● **WHAT THE EXERCISE ASKS**:
Restate the full set of records exactly, without adding or dropping a word.

● **INFORMATION GIVEN**:
————————

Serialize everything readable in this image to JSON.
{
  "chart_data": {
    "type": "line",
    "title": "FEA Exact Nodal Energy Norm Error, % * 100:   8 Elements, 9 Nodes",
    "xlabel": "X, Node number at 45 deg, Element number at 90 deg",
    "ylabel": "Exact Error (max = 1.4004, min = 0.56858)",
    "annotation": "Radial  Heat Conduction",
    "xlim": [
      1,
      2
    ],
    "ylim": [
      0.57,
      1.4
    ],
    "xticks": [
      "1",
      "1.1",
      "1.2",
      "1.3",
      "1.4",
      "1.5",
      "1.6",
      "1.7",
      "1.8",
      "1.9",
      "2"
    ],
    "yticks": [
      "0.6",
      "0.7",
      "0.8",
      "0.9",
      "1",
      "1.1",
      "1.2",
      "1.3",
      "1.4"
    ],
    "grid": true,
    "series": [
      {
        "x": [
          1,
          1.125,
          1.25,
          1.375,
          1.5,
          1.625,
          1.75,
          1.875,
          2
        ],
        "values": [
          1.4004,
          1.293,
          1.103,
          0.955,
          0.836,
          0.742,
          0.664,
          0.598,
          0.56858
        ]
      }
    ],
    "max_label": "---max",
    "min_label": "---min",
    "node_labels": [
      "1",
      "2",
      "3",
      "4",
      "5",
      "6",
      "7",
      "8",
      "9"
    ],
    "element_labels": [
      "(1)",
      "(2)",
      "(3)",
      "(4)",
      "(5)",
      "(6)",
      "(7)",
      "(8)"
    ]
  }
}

————————

● **WRITTEN RESPONSE**:
Serialize everything readable in this image to JSON.
{
  "chart_data": {
    "type": "line",
    "title": "FEA Exact Nodal Energy Norm Error, % * 100:   8 Elements, 9 Nodes",
    "xlabel": "X, Node number at 45 deg, Element number at 90 deg",
    "ylabel": "Exact Error (max = 1.4004, min = 0.56858)",
    "annotation": "Radial  Heat Conduction",
    "xlim": [
      1,
      2
    ],
    "ylim": [
      0.57,
      1.4
    ],
    "xticks": [
      "1",
      "1.1",
      "1.2",
      "1.3",
      "1.4",
      "1.5",
      "1.6",
      "1.7",
      "1.8",
      "1.9",
      "2"
    ],
    "yticks": [
      "0.6",
      "0.7",
      "0.8",
      "0.9",
      "1",
      "1.1",
      "1.2",
      "1.3",
      "1.4"
    ],
    "grid": true,
    "series": [
      {
        "x": [
          1,
          1.125,
          1.25,
          1.375,
          1.5,
          1.625,
          1.75,
          1.875,
          2
        ],
        "values": [
          1.4004,
          1.293,
          1.103,
          0.955,
          0.836,
          0.742,
          0.664,
          0.598,
          0.56858
        ]
      }
    ],
    "max_label": "---max",
    "min_label": "---min",
    "node_labels": [
      "1",
      "2",
      "3",
      "4",
      "5",
      "6",
      "7",
      "8",
      "9"
    ],
    "element_labels": [
      "(1)",
      "(2)",
      "(3)",
      "(4)",
      "(5)",
      "(6)",
      "(7)",
      "(8)"
    ]
  }
}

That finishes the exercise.